# 作業内容
(1) 音楽におけるサンプリングについての本文によると、サンプリングは元々どのような人々によって開発されましたか。
(2) 音楽におけるサンプリングについての本文を、最後の文の後から引き取って書き進めてください。

# 本文
══════════

企画・開発・プロジェクト・品質・ヒューマン: | クリティカルパス グラフ サイクリックスケジューリング サンプリング スタッフスケジューリング チェックシート デミング賞 |
サンプリング
出典: フリー百科事典『ウィキペディア(Wikipedia)』 (2024/12/03 16:41 UTC 版)

音楽におけるサンプリング(英: sampling)は、過去の曲や音源の一部を流用し、再構築して新たな楽曲を製作する音楽製作法・表現技法のこと。または楽器音や自然の音をサンプラーで録音し、楽曲の中に組み入れることである。
概要
サンプリングは元々、ミュジーク・コンクレートと電子音響音楽で作業している実験音楽のミュージシャンによって開発されたもので、テープ・ループやレコードを物理的に操作して蓄音機で演奏されていた。1960年代後半までに、テープ・ループ・サンプリングの使用は、ミニマル・ミュージックの発展と、ビートルズやビーチ・ボーイズの一部のアルバムに見られたサイケデリック・ロックの制作に影響を与えた。

══════════

要素境界レコード
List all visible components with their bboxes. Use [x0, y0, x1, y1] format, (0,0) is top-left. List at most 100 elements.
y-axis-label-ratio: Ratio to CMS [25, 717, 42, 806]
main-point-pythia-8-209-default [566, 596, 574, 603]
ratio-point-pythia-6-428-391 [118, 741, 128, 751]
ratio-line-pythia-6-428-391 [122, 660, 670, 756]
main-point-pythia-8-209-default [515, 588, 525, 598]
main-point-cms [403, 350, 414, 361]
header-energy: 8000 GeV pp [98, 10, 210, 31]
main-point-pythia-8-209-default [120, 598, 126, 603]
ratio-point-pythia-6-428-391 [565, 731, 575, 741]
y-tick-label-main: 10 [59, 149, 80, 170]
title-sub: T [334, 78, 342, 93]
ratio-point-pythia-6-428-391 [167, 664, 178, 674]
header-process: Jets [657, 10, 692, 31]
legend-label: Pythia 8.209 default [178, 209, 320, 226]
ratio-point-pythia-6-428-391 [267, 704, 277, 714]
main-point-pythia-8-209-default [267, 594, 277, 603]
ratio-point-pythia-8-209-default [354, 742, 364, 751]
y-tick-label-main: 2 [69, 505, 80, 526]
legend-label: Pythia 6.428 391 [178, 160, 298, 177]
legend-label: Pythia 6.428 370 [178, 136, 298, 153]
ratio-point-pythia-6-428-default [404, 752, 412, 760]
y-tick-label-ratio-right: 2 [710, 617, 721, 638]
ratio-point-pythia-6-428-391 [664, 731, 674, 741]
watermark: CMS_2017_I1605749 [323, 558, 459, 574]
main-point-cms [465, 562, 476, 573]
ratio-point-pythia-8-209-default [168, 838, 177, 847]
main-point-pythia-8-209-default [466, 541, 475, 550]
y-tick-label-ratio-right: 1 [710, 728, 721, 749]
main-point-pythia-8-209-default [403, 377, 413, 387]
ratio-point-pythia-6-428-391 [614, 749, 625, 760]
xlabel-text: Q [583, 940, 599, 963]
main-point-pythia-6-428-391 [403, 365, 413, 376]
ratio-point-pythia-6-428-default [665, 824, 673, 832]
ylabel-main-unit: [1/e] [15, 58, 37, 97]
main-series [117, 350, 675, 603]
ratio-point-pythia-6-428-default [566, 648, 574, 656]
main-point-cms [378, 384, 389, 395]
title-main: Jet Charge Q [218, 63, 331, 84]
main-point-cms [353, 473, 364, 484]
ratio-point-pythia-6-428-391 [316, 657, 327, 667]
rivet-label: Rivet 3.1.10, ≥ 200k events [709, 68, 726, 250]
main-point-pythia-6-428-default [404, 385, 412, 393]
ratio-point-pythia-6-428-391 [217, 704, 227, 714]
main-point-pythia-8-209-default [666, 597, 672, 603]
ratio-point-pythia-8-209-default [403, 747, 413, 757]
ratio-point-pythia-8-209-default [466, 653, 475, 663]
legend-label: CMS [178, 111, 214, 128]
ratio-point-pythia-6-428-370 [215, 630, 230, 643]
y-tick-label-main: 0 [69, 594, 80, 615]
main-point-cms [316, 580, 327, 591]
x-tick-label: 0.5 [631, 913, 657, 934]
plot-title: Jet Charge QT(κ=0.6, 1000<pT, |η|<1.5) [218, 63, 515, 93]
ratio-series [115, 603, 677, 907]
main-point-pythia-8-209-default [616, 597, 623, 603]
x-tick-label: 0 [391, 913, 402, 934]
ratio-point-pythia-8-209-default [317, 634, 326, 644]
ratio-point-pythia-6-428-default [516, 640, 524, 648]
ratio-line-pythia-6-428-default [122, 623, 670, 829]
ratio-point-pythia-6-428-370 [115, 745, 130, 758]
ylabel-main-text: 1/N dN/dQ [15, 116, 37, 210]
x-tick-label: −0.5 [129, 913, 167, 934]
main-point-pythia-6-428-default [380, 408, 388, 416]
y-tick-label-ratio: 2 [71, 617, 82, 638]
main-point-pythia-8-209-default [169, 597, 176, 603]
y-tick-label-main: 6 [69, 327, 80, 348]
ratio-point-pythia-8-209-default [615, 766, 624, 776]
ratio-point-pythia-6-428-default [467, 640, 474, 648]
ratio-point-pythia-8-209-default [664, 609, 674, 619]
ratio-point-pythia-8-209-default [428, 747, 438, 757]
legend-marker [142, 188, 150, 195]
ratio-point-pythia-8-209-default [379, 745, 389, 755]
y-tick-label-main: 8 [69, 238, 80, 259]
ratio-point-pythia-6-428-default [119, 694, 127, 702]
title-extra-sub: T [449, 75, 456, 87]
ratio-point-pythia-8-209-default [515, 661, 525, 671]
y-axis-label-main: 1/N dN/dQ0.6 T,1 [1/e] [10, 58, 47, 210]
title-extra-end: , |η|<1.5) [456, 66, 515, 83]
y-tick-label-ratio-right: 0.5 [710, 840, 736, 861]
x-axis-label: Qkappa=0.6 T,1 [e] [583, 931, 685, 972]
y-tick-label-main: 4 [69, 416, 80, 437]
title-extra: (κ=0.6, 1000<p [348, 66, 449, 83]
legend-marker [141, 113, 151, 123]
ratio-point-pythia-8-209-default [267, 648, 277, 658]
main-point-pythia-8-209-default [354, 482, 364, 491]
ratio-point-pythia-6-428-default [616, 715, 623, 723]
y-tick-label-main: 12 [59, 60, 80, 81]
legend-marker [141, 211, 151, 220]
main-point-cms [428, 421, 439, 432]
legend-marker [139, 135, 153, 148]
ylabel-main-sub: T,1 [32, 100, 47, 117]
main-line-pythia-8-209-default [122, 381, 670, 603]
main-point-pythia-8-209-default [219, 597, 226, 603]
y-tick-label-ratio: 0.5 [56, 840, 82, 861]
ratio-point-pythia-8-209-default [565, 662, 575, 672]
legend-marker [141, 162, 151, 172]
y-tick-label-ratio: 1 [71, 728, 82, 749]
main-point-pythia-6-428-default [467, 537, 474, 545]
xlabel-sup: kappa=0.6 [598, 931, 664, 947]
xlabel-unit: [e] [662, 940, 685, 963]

══════════

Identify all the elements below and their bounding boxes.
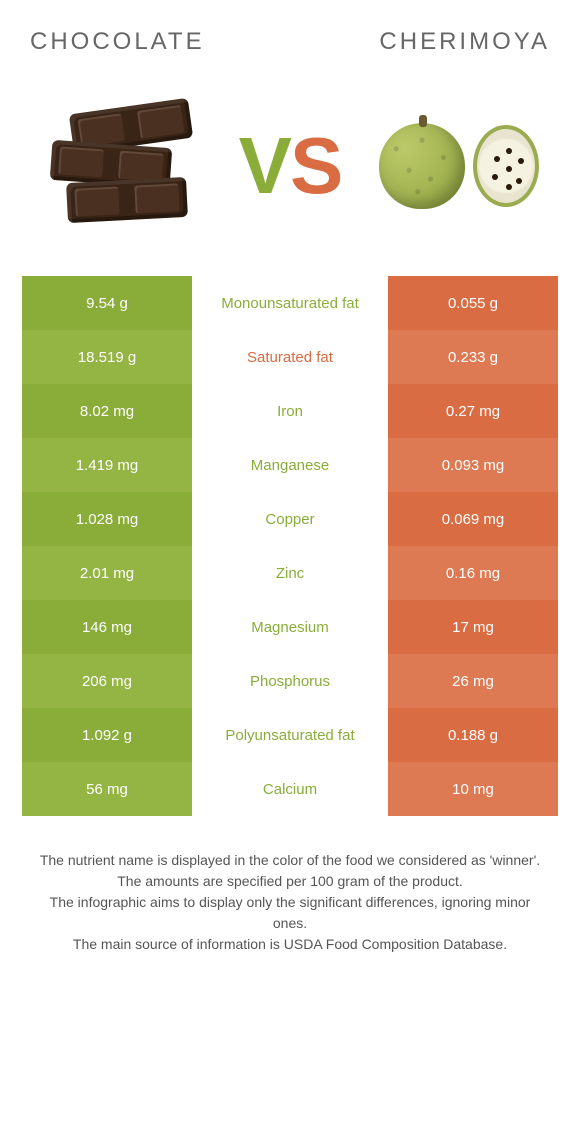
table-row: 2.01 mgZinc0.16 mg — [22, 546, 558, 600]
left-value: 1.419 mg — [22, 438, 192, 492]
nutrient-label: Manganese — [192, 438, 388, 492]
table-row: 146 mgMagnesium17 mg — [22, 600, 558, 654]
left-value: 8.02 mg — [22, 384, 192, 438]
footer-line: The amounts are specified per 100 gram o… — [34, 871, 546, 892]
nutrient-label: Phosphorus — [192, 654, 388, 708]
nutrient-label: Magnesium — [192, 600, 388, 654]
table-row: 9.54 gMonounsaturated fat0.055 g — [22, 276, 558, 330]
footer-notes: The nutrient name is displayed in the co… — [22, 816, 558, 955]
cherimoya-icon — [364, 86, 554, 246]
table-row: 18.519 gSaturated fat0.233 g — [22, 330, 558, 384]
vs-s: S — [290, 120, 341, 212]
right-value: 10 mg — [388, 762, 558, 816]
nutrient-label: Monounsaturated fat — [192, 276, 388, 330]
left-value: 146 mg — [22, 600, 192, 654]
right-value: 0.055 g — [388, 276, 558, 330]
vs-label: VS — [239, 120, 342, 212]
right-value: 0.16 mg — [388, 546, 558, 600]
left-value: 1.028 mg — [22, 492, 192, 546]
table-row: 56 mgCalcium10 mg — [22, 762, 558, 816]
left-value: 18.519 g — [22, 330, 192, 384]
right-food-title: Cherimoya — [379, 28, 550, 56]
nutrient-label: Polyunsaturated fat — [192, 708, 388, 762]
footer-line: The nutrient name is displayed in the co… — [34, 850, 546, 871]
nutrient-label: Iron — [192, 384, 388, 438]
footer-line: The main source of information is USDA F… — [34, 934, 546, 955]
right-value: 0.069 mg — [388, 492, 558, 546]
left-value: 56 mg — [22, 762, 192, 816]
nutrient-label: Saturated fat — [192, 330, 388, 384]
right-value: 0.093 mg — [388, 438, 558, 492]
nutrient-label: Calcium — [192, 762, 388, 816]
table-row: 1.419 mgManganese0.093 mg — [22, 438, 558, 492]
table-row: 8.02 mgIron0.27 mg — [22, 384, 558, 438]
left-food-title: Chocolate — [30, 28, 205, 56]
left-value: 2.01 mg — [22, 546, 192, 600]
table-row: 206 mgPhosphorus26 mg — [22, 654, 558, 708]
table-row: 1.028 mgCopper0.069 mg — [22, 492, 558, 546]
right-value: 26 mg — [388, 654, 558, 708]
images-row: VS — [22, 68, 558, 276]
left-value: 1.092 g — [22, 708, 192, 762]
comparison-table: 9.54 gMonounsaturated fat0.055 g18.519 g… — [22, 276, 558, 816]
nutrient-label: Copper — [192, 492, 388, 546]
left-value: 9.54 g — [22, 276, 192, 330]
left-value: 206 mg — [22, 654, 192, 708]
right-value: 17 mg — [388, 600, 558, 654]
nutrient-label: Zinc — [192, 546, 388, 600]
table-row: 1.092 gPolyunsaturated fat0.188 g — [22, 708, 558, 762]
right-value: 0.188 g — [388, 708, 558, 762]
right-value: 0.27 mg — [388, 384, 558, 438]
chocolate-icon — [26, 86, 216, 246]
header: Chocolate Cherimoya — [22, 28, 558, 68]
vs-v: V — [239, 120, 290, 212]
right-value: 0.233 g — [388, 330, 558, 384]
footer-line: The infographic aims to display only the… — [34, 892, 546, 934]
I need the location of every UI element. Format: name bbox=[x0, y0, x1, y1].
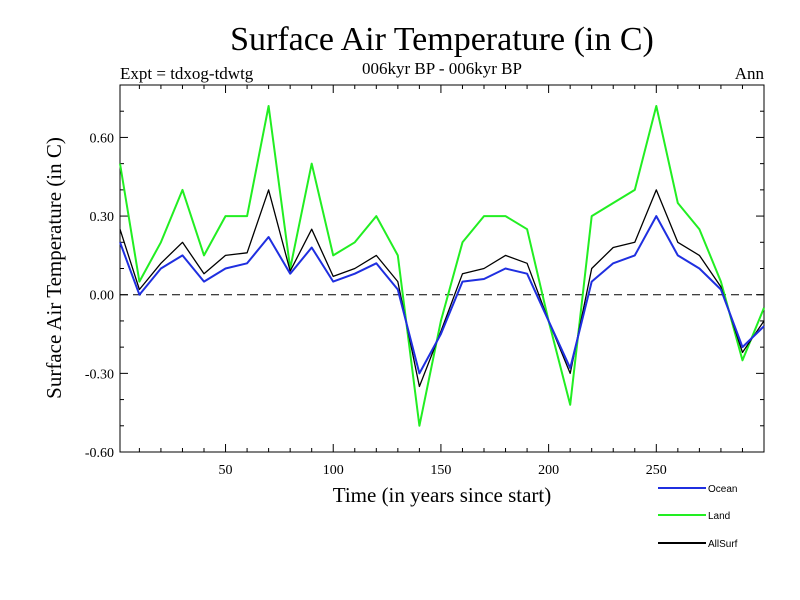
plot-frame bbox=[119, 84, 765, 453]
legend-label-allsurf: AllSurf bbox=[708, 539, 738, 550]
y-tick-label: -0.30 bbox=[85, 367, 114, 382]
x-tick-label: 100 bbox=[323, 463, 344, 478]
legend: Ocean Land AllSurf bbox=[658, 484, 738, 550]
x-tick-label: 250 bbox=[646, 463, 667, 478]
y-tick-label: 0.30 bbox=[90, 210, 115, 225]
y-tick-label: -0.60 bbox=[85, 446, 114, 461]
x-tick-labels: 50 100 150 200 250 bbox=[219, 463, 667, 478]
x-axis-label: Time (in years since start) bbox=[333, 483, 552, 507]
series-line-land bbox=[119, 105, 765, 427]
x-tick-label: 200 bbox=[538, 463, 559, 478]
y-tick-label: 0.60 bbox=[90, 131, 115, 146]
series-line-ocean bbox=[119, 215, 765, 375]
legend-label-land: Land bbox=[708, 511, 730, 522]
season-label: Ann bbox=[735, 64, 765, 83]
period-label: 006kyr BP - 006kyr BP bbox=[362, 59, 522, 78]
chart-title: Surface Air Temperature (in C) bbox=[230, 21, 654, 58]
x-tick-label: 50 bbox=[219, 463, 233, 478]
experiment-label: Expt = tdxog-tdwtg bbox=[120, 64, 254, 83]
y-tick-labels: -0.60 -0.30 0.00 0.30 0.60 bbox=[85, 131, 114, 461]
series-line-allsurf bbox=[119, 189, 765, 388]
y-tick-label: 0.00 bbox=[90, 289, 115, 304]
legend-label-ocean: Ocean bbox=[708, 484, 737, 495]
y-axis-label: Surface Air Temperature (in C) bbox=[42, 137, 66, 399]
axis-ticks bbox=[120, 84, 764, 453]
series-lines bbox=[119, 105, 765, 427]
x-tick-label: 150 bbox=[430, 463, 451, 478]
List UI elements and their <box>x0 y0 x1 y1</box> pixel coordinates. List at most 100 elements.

══════════

# 期待される結果
(1) ミュジーク・コンクレートと電子音響音楽で作業している実験音楽のミュージシャンによって開発されました。

(2)
ヒップホップ・ミュージックは、2つのターンテーブルとミキシング・コンソールでレコードを操作することを実験した1970年代のDJらから生まれた、サンプリング技術に基づいた最初のポピュラー音楽ジャンルである[1]。ヒップホップ・ミュージックは、ブレイクをループした。1960年代後半のソウルとファンクはラップのサンプリングに頻繁に使用された。ジェームス・ブラウンの「ファンキー・ドラマー」はヒップホップで何度も使用されているサンプルの代表である[2]。他にジミー・キャスター・バンチ、インクレディブル・ボンゴ・バンド、Pファンク、ザップなども、たびたびサンプリングに使用された。1970年代から1980年代初頭の電子音楽とディスコの登場、1990年代のハウス・ミュージックの普及、1980年代以降のコンテンポラリー・R&Bにもヒップホップの影響が見られた。歴史的には、サンプリングはハードウェアの特殊な部分であるサンプラーで行われていたが、今日ではソフトウェアが一般的に使用されている。しかし、ビニール・エミュレーション・ソフトウェアも使用でき、ターンテーブリズムの人々は伝統的な方法でサンプリングを続けている。近代的なデジタル制作方法にサンプリングルーツを組み込むことで、R&B、ファンク、など、サンプリングの発明に先立つジャンルだけでなく、ポピュラー音楽にまでサンプリングが導入されるようになった。
詳細
ヒップホップ
ヒップホップやR&B、ポップスにおけるサンプリングとは、既存(過去)の音源から音(ベース音等)や歌詞の一部分を抜粋し、同じパートをループさせたり継ぎ接ぎするなど曲の構成を再構築することで名目上別の曲を作り出す手法のこと。あくまで曲の一部分を引用するだけなので、基本的な歌詞やメロディーラインをそのままなぞるカバーやアレンジとは別物である。
このようにして作られた曲は多種多様の細工やコラージュが施され、中には原曲の雰囲気をまったくとどめていない曲も多々ある(サンプリング#1990年代以降を参照)。一方で、メロディーラインや歌詞を大きく変えることなくほぼそのまま引用したりするだけのパターンも見受けられ、このような曲は通称「(その)まんま使い」と呼ばれる。また、元曲(元ネタ)があまりに有名な曲だったりすると「大ネタ使い」と呼ばれる。この製作技法はヒップホップから誕生し、現在では他ジャンルの音楽でもよく使われている。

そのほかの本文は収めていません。